### Written task
Nothing in the data should change when you return it, but leave the pictures out.

=======

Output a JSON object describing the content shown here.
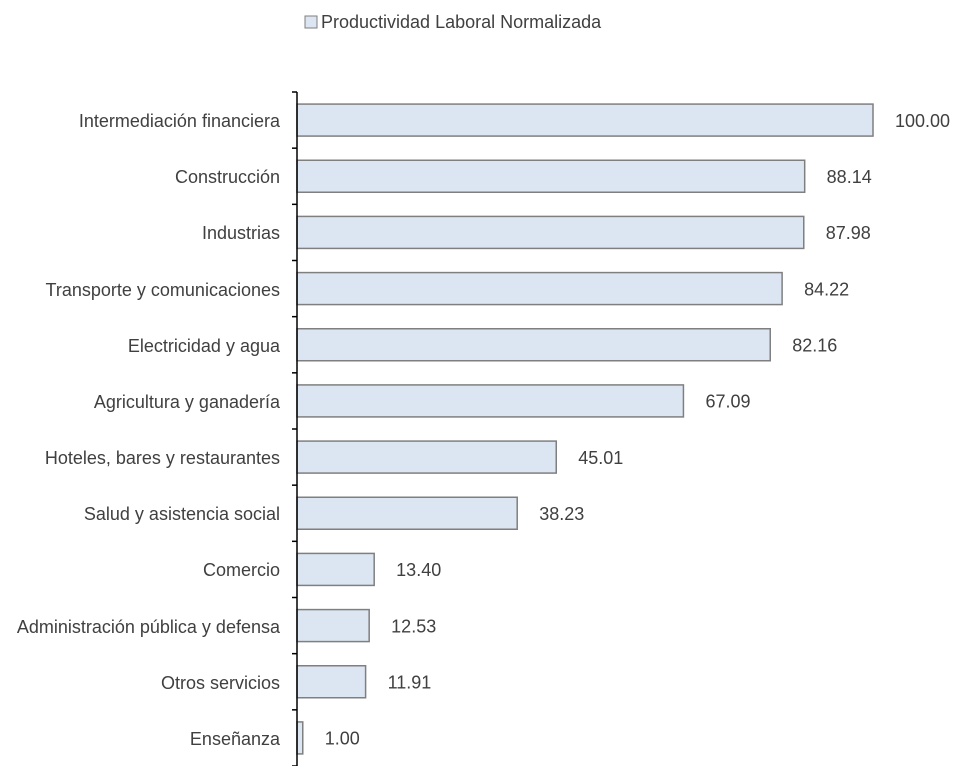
{
  "chart_data": {
    "type": "barh",
    "legend": "Productividad Laboral Normalizada",
    "categories": [
      "Intermediación financiera",
      "Construcción",
      "Industrias",
      "Transporte y comunicaciones",
      "Electricidad y agua",
      "Agricultura y ganadería",
      "Hoteles, bares y restaurantes",
      "Salud y asistencia social",
      "Comercio",
      "Administración pública y defensa",
      "Otros servicios",
      "Enseñanza"
    ],
    "values": [
      100,
      88.14,
      87.98,
      84.22,
      82.16,
      67.09,
      45.01,
      38.23,
      13.4,
      12.53,
      11.91,
      1
    ],
    "value_labels": [
      "100.00",
      "88.14",
      "87.98",
      "84.22",
      "82.16",
      "67.09",
      "45.01",
      "38.23",
      "13.40",
      "12.53",
      "11.91",
      "1.00"
    ],
    "color": "#dce6f2",
    "edge_color": "#7f7f7f",
    "xlim": [
      0,
      100
    ]
  }
}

=======

### Exercise output
Output a JSON object describing the content shown here.
{
  "chart_data": {
    "type": "barh",
    "legend": "Productividad Laboral Normalizada",
    "categories": [
      "Intermediación financiera",
      "Construcción",
      "Industrias",
      "Transporte y comunicaciones",
      "Electricidad y agua",
      "Agricultura y ganadería",
      "Hoteles, bares y restaurantes",
      "Salud y asistencia social",
      "Comercio",
      "Administración pública y defensa",
      "Otros servicios",
      "Enseñanza"
    ],
    "values": [
      100,
      88.14,
      87.98,
      84.22,
      82.16,
      67.09,
      45.01,
      38.23,
      13.4,
      12.53,
      11.91,
      1
    ],
    "value_labels": [
      "100.00",
      "88.14",
      "87.98",
      "84.22",
      "82.16",
      "67.09",
      "45.01",
      "38.23",
      "13.40",
      "12.53",
      "11.91",
      "1.00"
    ],
    "color": "#dce6f2",
    "edge_color": "#7f7f7f",
    "xlim": [
      0,
      100
    ]
  }
}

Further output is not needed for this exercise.